Dataset records on visual material:
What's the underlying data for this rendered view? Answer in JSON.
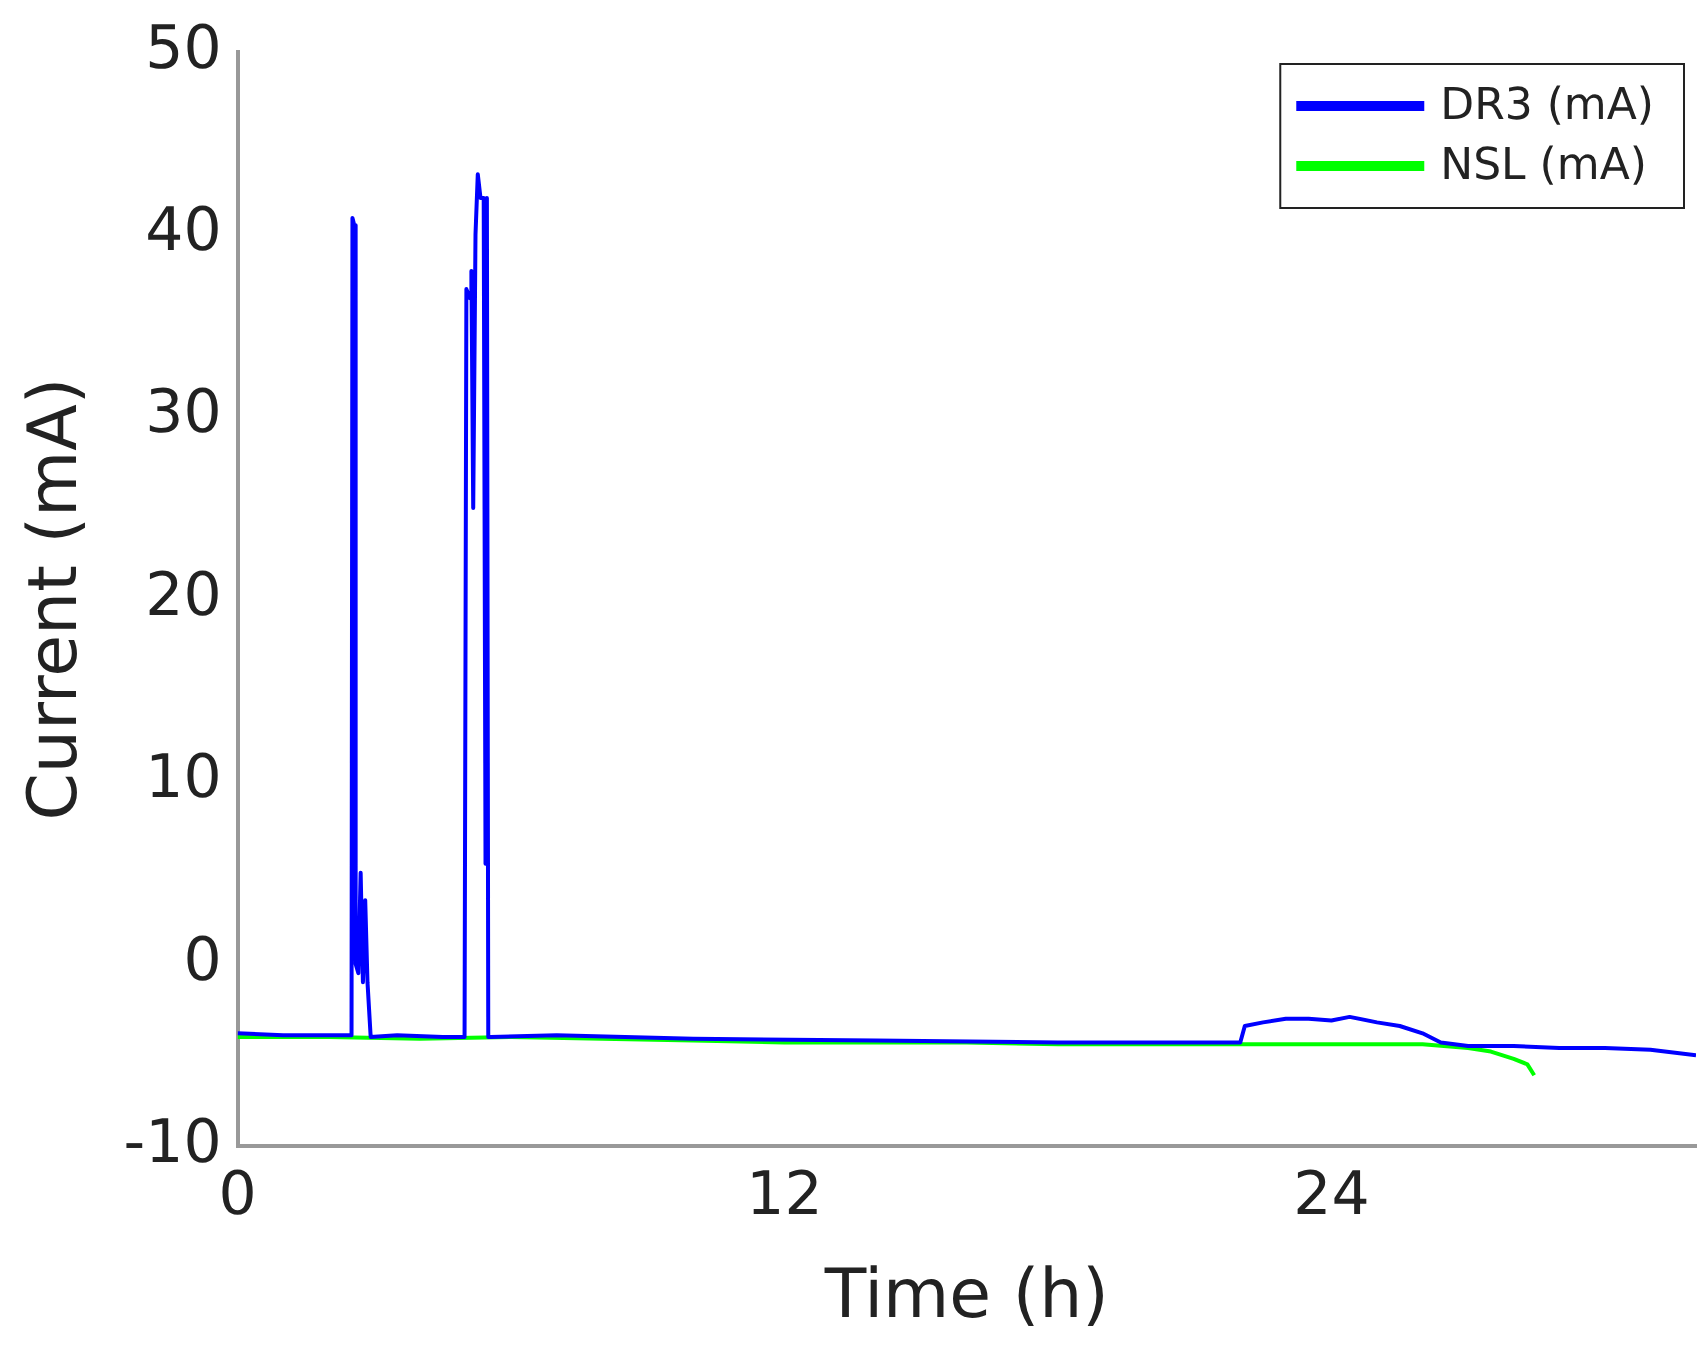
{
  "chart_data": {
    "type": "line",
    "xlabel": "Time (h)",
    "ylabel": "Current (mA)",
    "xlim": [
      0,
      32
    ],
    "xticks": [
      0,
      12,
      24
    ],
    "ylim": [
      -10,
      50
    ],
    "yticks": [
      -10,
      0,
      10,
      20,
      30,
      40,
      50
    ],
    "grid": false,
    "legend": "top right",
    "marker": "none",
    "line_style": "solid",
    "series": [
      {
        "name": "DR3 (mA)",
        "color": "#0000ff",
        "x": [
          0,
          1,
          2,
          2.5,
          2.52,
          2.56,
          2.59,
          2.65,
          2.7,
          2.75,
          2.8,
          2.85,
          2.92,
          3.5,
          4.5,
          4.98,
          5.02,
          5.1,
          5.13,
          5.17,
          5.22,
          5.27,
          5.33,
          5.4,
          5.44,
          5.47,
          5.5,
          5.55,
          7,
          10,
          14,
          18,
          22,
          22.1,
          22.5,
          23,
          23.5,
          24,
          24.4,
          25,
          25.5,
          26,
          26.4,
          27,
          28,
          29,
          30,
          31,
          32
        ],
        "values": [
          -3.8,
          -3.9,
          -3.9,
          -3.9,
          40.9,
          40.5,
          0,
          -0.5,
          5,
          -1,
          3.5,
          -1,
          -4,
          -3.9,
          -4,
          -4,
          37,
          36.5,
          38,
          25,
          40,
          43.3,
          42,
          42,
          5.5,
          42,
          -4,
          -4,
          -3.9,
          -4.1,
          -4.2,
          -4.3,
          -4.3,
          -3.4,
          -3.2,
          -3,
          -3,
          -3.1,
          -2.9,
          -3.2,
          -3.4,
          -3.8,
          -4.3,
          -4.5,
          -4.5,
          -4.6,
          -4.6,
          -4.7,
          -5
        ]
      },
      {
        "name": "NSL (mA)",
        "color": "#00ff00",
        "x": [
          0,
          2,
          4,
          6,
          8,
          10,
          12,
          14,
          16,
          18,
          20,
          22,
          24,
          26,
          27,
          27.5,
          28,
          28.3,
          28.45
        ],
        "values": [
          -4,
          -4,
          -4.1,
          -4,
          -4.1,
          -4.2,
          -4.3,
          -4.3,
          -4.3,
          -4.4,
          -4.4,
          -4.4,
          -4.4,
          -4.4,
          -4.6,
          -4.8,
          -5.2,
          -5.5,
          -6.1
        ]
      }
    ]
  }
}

## [The exercise]
Transcribe the records above verbatim. Do not carry over any picture.

## [Full response]
What's the underlying data for this rendered view? Answer in JSON.
{
  "chart_data": {
    "type": "line",
    "xlabel": "Time (h)",
    "ylabel": "Current (mA)",
    "xlim": [
      0,
      32
    ],
    "xticks": [
      0,
      12,
      24
    ],
    "ylim": [
      -10,
      50
    ],
    "yticks": [
      -10,
      0,
      10,
      20,
      30,
      40,
      50
    ],
    "grid": false,
    "legend": "top right",
    "marker": "none",
    "line_style": "solid",
    "series": [
      {
        "name": "DR3 (mA)",
        "color": "#0000ff",
        "x": [
          0,
          1,
          2,
          2.5,
          2.52,
          2.56,
          2.59,
          2.65,
          2.7,
          2.75,
          2.8,
          2.85,
          2.92,
          3.5,
          4.5,
          4.98,
          5.02,
          5.1,
          5.13,
          5.17,
          5.22,
          5.27,
          5.33,
          5.4,
          5.44,
          5.47,
          5.5,
          5.55,
          7,
          10,
          14,
          18,
          22,
          22.1,
          22.5,
          23,
          23.5,
          24,
          24.4,
          25,
          25.5,
          26,
          26.4,
          27,
          28,
          29,
          30,
          31,
          32
        ],
        "values": [
          -3.8,
          -3.9,
          -3.9,
          -3.9,
          40.9,
          40.5,
          0,
          -0.5,
          5,
          -1,
          3.5,
          -1,
          -4,
          -3.9,
          -4,
          -4,
          37,
          36.5,
          38,
          25,
          40,
          43.3,
          42,
          42,
          5.5,
          42,
          -4,
          -4,
          -3.9,
          -4.1,
          -4.2,
          -4.3,
          -4.3,
          -3.4,
          -3.2,
          -3,
          -3,
          -3.1,
          -2.9,
          -3.2,
          -3.4,
          -3.8,
          -4.3,
          -4.5,
          -4.5,
          -4.6,
          -4.6,
          -4.7,
          -5
        ]
      },
      {
        "name": "NSL (mA)",
        "color": "#00ff00",
        "x": [
          0,
          2,
          4,
          6,
          8,
          10,
          12,
          14,
          16,
          18,
          20,
          22,
          24,
          26,
          27,
          27.5,
          28,
          28.3,
          28.45
        ],
        "values": [
          -4,
          -4,
          -4.1,
          -4,
          -4.1,
          -4.2,
          -4.3,
          -4.3,
          -4.3,
          -4.4,
          -4.4,
          -4.4,
          -4.4,
          -4.4,
          -4.6,
          -4.8,
          -5.2,
          -5.5,
          -6.1
        ]
      }
    ]
  }
}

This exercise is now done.